**WHAT YOU NEED TO DO:** Take every line from the listing below that contains "photoshop".
[Begin DATA RECORDS]
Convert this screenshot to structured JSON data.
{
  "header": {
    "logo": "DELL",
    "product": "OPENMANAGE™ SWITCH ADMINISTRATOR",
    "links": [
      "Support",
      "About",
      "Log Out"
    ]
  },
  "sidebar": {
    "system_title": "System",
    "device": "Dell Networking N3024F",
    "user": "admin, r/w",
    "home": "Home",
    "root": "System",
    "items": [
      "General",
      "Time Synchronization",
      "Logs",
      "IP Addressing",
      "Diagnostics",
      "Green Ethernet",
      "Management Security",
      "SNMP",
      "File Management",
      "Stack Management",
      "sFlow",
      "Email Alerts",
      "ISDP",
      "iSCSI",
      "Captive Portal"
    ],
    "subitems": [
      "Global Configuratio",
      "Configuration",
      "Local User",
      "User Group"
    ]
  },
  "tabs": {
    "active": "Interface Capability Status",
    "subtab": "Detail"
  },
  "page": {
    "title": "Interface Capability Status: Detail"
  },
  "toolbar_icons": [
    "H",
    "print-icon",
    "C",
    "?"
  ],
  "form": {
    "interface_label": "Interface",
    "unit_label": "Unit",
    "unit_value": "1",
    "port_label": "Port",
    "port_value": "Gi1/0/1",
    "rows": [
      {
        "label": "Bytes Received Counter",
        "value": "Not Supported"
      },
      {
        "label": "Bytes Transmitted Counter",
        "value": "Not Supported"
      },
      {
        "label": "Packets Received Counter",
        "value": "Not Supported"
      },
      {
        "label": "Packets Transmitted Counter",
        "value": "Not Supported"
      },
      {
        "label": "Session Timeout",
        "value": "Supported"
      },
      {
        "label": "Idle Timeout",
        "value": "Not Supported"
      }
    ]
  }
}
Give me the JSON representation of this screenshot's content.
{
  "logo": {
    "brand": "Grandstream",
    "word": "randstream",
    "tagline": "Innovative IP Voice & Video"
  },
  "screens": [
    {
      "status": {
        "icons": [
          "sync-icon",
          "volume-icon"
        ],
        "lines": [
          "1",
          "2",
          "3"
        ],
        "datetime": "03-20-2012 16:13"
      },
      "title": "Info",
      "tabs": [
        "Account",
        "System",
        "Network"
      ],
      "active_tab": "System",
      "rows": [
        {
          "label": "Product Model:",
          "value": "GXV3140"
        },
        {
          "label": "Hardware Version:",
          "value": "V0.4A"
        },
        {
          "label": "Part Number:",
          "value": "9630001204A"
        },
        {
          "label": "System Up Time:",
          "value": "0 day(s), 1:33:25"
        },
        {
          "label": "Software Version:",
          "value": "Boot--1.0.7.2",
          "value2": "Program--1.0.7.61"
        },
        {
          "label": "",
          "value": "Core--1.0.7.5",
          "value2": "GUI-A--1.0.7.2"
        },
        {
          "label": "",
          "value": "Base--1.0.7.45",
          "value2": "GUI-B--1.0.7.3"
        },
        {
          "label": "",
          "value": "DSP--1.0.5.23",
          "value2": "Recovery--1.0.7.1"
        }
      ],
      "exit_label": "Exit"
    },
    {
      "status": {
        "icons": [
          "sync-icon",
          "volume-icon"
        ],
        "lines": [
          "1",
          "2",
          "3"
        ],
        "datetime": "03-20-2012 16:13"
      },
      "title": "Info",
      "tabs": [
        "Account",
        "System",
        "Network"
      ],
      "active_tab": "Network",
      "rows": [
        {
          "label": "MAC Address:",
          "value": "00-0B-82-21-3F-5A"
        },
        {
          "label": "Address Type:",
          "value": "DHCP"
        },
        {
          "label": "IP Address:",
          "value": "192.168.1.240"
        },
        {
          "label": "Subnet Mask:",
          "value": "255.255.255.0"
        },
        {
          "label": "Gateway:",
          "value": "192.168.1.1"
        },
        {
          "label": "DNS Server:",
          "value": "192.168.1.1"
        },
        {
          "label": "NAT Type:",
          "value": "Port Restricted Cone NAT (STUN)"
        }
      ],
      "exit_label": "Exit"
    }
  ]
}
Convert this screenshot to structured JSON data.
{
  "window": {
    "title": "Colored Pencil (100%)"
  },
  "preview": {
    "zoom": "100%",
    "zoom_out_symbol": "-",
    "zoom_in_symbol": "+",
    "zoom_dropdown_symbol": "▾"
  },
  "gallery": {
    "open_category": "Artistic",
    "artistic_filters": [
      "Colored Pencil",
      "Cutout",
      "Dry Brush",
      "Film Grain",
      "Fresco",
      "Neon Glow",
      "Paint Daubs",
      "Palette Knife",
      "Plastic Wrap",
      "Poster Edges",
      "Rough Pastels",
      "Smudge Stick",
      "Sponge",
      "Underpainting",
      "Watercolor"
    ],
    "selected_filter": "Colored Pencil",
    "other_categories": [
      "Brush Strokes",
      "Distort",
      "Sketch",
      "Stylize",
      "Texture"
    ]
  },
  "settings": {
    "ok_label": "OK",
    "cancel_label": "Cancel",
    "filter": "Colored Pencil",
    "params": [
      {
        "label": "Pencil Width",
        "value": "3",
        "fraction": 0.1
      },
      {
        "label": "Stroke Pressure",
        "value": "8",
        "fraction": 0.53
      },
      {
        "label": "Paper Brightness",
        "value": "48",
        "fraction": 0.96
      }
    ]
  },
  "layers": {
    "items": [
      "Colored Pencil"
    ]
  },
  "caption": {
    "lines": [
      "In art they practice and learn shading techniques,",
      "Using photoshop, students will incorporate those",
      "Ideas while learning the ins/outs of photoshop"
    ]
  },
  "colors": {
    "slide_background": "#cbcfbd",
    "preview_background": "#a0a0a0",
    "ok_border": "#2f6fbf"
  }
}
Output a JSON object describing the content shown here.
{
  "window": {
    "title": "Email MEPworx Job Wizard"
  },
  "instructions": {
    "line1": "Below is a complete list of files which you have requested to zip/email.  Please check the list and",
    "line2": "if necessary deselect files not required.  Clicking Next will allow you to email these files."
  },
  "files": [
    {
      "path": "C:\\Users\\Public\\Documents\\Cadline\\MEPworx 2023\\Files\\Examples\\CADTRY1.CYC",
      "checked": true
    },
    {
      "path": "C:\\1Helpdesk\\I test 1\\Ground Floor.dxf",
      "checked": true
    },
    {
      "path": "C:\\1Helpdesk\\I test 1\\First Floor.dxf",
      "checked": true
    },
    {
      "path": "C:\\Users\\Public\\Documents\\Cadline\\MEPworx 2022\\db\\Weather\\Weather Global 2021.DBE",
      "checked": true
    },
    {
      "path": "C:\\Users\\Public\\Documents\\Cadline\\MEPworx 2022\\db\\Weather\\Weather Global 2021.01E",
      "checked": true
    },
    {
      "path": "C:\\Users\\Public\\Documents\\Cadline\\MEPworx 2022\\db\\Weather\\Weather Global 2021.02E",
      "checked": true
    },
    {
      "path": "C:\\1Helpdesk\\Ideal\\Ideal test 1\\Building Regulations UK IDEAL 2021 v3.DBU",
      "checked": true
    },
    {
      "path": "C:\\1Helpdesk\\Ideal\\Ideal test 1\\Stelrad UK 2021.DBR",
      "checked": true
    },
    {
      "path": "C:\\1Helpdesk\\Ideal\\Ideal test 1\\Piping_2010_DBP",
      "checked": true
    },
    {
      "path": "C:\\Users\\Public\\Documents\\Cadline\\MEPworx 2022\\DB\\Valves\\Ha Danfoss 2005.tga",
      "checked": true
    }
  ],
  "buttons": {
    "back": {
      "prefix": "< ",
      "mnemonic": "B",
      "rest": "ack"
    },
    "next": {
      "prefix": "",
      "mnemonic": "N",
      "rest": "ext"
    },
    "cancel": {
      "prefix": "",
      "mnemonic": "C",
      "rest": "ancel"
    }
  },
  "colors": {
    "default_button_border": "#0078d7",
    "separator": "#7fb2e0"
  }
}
[End DATA RECORDS]
**EXERCISE RESULT:**
      "Using photoshop, students will incorporate those",
      "Ideas while learning the ins/outs of photoshop"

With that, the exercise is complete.